(INFORMATION SHOWN begins)

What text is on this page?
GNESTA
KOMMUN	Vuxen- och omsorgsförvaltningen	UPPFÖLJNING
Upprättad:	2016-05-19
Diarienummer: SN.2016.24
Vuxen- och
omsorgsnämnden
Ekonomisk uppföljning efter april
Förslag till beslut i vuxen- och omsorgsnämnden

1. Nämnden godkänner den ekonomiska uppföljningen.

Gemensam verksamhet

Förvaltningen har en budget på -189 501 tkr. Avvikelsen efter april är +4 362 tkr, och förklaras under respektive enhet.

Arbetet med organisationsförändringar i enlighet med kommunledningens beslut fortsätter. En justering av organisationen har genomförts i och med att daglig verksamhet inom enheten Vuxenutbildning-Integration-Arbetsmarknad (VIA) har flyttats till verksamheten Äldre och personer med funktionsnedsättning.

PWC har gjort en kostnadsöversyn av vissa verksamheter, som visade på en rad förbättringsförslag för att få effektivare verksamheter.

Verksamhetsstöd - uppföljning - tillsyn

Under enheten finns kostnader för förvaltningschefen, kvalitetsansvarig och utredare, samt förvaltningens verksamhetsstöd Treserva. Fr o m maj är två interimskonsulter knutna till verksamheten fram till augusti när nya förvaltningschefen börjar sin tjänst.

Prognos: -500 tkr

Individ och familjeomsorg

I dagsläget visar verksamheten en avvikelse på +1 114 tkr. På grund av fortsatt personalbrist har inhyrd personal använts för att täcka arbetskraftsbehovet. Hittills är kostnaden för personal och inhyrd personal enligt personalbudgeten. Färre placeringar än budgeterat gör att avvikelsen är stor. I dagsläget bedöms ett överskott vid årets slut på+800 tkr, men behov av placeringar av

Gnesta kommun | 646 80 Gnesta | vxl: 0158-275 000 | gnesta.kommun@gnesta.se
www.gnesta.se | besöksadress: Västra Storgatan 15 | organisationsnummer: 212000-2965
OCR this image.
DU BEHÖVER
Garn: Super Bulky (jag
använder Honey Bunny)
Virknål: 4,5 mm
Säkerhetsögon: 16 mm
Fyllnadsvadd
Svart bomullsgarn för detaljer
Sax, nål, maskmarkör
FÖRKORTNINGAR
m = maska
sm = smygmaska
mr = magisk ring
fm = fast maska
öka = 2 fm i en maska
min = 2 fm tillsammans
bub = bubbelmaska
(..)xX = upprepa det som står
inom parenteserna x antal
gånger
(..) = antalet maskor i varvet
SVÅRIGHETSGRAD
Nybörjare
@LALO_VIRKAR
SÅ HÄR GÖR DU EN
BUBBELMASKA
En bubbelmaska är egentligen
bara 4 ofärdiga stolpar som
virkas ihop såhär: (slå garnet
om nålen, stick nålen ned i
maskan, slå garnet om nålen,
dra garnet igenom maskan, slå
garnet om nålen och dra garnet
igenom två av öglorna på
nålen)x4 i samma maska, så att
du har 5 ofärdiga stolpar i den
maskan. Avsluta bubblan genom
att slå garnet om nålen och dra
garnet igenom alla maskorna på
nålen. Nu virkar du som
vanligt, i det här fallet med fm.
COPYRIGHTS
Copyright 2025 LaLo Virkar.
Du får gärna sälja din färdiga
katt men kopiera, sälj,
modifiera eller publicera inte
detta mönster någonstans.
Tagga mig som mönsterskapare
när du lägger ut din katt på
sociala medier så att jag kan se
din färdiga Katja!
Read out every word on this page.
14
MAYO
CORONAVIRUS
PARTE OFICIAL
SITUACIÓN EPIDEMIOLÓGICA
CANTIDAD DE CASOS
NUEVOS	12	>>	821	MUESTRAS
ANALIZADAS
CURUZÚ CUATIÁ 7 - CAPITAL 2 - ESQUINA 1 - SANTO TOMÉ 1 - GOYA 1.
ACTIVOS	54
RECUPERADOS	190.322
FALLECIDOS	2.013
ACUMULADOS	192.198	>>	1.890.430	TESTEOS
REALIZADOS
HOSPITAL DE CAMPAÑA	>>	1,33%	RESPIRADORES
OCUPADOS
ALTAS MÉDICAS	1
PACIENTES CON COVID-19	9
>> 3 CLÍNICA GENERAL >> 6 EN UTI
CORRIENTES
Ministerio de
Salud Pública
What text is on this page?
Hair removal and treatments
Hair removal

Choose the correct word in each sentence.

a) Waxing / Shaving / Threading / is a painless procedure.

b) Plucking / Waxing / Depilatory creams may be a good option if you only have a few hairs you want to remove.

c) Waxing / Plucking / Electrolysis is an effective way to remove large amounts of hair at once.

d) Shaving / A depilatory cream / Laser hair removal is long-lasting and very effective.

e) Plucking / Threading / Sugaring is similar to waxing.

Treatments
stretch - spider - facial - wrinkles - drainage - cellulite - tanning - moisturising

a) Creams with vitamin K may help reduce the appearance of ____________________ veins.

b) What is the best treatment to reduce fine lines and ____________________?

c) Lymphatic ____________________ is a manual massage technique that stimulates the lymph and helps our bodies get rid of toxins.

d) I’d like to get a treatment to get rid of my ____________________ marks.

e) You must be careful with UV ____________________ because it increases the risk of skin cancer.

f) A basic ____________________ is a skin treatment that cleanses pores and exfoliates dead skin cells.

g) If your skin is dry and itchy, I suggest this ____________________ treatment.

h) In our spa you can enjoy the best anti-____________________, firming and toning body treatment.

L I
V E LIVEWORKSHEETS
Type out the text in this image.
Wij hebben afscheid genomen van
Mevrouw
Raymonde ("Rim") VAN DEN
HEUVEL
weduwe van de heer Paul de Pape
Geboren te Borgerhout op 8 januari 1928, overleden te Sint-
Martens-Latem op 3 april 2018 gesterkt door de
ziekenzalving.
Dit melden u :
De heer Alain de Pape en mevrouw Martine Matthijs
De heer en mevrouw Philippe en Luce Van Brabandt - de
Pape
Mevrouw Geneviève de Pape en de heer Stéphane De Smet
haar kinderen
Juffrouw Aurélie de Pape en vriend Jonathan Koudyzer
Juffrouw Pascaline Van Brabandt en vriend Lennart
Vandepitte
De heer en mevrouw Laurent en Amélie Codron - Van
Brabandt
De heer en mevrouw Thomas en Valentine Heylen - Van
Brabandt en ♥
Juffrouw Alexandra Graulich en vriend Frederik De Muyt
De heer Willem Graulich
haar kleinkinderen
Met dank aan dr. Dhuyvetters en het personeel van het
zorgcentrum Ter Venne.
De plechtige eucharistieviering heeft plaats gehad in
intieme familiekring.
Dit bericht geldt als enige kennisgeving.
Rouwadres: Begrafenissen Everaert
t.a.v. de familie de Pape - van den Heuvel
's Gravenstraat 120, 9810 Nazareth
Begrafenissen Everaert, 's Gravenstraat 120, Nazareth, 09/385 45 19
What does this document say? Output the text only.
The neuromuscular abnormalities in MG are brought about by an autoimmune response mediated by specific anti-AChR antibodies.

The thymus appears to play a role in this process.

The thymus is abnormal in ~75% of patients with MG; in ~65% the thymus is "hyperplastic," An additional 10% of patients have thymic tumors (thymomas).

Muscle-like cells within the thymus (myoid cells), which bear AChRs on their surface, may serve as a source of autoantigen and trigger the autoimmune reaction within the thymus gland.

(INFORMATION SHOWN ends)

**EXERCISE GOAL**
In the records above, find each line that mentions the word "katt", and copy it.

**TASK ANSWER**
katt men kopiera, sälj,
när du lägger ut din katt på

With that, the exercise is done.